WHAT YOU WILL DO
Reproduce the listing below exactly, minus its pictures.

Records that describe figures
>> START
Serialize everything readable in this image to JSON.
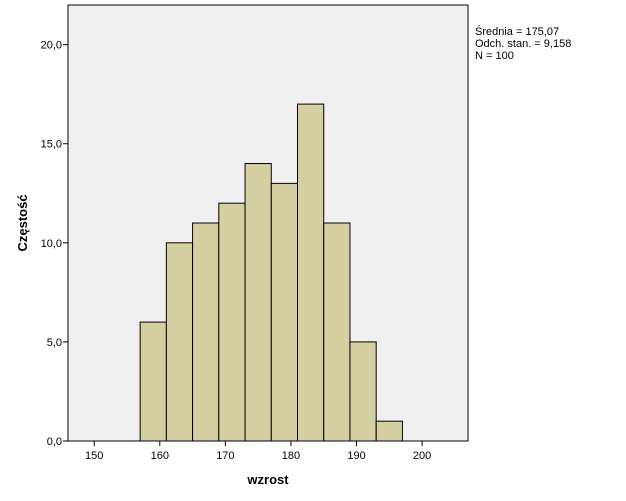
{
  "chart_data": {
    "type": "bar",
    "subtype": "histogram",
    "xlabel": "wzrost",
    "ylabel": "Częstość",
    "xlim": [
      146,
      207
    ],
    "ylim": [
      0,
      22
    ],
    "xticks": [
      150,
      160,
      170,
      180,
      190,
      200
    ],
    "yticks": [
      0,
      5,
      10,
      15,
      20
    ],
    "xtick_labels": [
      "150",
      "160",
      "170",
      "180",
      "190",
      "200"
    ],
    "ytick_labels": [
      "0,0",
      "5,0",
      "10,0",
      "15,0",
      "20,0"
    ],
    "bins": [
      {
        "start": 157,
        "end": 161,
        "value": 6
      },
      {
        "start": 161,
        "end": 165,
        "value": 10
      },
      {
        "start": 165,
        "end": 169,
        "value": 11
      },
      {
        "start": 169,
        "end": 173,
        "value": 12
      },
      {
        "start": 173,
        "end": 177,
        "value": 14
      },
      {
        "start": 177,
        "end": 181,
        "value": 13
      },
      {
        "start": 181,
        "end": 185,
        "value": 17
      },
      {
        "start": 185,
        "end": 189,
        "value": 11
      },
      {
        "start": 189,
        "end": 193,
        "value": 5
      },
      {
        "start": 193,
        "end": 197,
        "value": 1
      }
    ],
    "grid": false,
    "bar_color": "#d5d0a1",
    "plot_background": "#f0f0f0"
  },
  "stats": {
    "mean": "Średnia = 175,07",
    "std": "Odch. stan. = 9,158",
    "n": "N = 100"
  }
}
>> END
RESPONSE FOR THIS EXERCISE
Serialize everything readable in this image to JSON.
{
  "chart_data": {
    "type": "bar",
    "subtype": "histogram",
    "xlabel": "wzrost",
    "ylabel": "Częstość",
    "xlim": [
      146,
      207
    ],
    "ylim": [
      0,
      22
    ],
    "xticks": [
      150,
      160,
      170,
      180,
      190,
      200
    ],
    "yticks": [
      0,
      5,
      10,
      15,
      20
    ],
    "xtick_labels": [
      "150",
      "160",
      "170",
      "180",
      "190",
      "200"
    ],
    "ytick_labels": [
      "0,0",
      "5,0",
      "10,0",
      "15,0",
      "20,0"
    ],
    "bins": [
      {
        "start": 157,
        "end": 161,
        "value": 6
      },
      {
        "start": 161,
        "end": 165,
        "value": 10
      },
      {
        "start": 165,
        "end": 169,
        "value": 11
      },
      {
        "start": 169,
        "end": 173,
        "value": 12
      },
      {
        "start": 173,
        "end": 177,
        "value": 14
      },
      {
        "start": 177,
        "end": 181,
        "value": 13
      },
      {
        "start": 181,
        "end": 185,
        "value": 17
      },
      {
        "start": 185,
        "end": 189,
        "value": 11
      },
      {
        "start": 189,
        "end": 193,
        "value": 5
      },
      {
        "start": 193,
        "end": 197,
        "value": 1
      }
    ],
    "grid": false,
    "bar_color": "#d5d0a1",
    "plot_background": "#f0f0f0"
  },
  "stats": {
    "mean": "Średnia = 175,07",
    "std": "Odch. stan. = 9,158",
    "n": "N = 100"
  }
}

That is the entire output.